[Stored data]
══════

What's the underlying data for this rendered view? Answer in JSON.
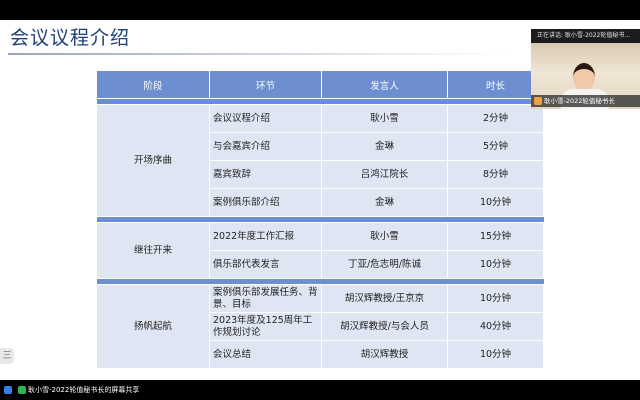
{
  "slide": {
    "title": "会议议程介绍",
    "table": {
      "headers": [
        "阶段",
        "环节",
        "发言人",
        "时长"
      ],
      "groups": [
        {
          "phase": "开场序曲",
          "rows": [
            {
              "item": "会议议程介绍",
              "speaker": "耿小雪",
              "duration": "2分钟"
            },
            {
              "item": "与会嘉宾介绍",
              "speaker": "金琳",
              "duration": "5分钟"
            },
            {
              "item": "嘉宾致辞",
              "speaker": "吕鸿江院长",
              "duration": "8分钟"
            },
            {
              "item": "案例俱乐部介绍",
              "speaker": "金琳",
              "duration": "10分钟"
            }
          ]
        },
        {
          "phase": "继往开来",
          "rows": [
            {
              "item": "2022年度工作汇报",
              "speaker": "耿小雪",
              "duration": "15分钟"
            },
            {
              "item": "俱乐部代表发言",
              "speaker": "丁亚/危志明/陈诚",
              "duration": "10分钟"
            }
          ]
        },
        {
          "phase": "扬帆起航",
          "rows": [
            {
              "item": "案例俱乐部发展任务、背景、目标",
              "speaker": "胡汉辉教授/王京京",
              "duration": "10分钟"
            },
            {
              "item": "2023年度及125周年工作规划讨论",
              "speaker": "胡汉辉教授/与会人员",
              "duration": "40分钟"
            },
            {
              "item": "会议总结",
              "speaker": "胡汉辉教授",
              "duration": "10分钟"
            }
          ]
        }
      ]
    }
  },
  "presenter": {
    "status": "正在讲话: 耿小雪-2022轮值秘书...",
    "name": "耿小雪-2022轮值秘书长"
  },
  "side_handle": {
    "label": "三"
  },
  "screen_share": {
    "label": "耿小雪-2022轮值秘书长的屏幕共享"
  },
  "colors": {
    "header": "#6e8fcf",
    "cell": "#dfe6f3",
    "title": "#1f3f7a"
  },
  "icons": [
    "screen-share-icon",
    "microphone-icon",
    "menu-icon"
  ]
}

══════

Where a line in the material contains "item", copy that line.

**FULL OUTPUT**
              "item": "会议议程介绍",
              "item": "与会嘉宾介绍",
              "item": "嘉宾致辞",
              "item": "案例俱乐部介绍",
              "item": "2022年度工作汇报",
              "item": "俱乐部代表发言",
              "item": "案例俱乐部发展任务、背景、目标",
              "item": "2023年度及125周年工作规划讨论",
              "item": "会议总结",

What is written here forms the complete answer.